Within the material below, find each line bearing the word "DESKTOP" and present it.

Data entries:
^^^^^^^^

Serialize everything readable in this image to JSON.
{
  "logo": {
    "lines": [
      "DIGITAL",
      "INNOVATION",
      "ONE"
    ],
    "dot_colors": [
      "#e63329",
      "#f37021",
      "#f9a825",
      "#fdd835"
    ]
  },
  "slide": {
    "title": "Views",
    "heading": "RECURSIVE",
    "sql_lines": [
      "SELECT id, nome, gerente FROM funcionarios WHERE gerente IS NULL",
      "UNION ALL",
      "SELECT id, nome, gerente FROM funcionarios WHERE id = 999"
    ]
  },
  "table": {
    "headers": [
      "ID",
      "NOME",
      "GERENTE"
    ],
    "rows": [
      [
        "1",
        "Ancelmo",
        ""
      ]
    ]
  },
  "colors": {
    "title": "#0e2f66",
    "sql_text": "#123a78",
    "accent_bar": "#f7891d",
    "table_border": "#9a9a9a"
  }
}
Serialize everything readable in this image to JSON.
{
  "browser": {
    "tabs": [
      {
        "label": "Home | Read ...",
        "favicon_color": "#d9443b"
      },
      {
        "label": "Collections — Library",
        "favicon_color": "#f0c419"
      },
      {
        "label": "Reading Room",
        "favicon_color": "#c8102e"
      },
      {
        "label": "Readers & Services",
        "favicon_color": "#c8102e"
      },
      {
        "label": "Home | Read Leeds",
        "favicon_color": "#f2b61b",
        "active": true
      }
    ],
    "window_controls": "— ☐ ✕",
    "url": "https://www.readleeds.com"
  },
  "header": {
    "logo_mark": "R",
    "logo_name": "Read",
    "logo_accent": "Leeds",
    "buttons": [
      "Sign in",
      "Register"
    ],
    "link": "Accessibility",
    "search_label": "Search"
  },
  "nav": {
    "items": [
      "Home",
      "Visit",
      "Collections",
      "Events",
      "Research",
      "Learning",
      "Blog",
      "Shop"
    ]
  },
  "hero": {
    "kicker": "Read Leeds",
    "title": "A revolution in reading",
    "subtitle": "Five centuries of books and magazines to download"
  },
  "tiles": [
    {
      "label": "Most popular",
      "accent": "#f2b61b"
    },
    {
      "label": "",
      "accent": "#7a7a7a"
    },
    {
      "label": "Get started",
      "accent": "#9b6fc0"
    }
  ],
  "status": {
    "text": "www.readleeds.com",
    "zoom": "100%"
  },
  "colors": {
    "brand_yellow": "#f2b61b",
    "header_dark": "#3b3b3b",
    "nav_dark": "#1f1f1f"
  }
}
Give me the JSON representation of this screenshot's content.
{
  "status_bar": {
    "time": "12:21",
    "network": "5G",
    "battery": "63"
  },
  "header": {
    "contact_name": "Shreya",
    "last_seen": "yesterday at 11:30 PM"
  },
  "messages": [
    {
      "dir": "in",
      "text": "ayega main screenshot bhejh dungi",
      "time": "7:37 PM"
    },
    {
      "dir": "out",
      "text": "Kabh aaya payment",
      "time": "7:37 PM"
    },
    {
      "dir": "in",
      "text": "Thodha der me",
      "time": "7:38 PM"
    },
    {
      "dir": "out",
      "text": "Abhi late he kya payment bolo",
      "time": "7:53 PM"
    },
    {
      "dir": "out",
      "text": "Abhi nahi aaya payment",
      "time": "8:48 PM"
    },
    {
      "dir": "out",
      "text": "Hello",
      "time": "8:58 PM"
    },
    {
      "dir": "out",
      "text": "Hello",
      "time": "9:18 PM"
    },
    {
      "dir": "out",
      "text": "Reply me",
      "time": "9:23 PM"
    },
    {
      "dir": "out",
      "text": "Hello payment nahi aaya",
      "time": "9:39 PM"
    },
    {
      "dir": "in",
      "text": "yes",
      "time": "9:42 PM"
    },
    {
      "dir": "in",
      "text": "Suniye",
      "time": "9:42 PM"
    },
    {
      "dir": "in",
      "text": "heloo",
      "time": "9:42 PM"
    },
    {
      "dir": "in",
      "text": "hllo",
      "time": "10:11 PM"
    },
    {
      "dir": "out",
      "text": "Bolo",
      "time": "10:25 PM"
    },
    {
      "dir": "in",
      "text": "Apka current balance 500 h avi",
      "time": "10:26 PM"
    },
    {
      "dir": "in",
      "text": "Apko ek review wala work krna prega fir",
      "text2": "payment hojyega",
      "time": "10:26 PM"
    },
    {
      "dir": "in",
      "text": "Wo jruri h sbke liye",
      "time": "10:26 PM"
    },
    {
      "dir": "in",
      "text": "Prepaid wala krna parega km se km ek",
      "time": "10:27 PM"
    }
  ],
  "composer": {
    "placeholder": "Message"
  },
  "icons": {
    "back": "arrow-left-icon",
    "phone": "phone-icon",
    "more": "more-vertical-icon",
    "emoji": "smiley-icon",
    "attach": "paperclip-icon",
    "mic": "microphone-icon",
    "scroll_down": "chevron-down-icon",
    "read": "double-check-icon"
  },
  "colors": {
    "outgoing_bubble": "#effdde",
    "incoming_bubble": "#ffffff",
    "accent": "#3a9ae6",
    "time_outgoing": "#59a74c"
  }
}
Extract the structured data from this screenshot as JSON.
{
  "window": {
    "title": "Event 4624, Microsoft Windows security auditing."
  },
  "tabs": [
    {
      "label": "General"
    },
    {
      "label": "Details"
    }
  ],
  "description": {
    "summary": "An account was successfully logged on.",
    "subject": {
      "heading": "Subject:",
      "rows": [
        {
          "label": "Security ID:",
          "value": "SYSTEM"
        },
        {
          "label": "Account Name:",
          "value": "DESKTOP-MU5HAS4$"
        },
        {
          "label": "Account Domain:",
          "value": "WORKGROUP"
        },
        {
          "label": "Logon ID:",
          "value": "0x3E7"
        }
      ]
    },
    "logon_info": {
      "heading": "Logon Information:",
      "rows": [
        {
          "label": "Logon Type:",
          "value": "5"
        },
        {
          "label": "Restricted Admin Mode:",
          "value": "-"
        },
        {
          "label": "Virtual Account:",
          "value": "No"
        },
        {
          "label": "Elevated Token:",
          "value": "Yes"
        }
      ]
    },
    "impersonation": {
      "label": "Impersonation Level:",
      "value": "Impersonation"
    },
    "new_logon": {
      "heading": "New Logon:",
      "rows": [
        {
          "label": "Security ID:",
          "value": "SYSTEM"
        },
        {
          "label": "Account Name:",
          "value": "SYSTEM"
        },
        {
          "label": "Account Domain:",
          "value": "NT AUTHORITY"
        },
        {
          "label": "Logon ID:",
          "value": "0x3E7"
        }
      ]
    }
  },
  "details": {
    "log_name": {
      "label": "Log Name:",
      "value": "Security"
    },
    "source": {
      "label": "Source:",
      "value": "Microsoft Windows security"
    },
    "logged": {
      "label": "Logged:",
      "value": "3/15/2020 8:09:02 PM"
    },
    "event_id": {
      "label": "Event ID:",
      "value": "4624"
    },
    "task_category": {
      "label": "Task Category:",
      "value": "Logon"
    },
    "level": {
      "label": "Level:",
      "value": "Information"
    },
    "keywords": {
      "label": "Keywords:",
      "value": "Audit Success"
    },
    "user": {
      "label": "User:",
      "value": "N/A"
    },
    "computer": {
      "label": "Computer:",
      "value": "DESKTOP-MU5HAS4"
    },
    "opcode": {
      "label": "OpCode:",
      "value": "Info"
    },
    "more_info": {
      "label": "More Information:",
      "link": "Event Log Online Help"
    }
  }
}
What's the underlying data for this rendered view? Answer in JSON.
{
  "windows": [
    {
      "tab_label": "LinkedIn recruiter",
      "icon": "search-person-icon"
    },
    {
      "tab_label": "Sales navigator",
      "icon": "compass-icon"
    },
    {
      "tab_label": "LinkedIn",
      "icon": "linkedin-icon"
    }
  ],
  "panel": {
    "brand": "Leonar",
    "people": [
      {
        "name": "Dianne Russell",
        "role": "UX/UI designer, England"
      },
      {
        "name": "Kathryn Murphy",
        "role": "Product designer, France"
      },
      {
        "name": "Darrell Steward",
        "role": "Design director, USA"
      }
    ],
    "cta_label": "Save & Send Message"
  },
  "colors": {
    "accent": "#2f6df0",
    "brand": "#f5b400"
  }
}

^^^^^^^^

§ The completed task
          "value": "DESKTOP-MU5HAS4$"
      "value": "DESKTOP-MU5HAS4"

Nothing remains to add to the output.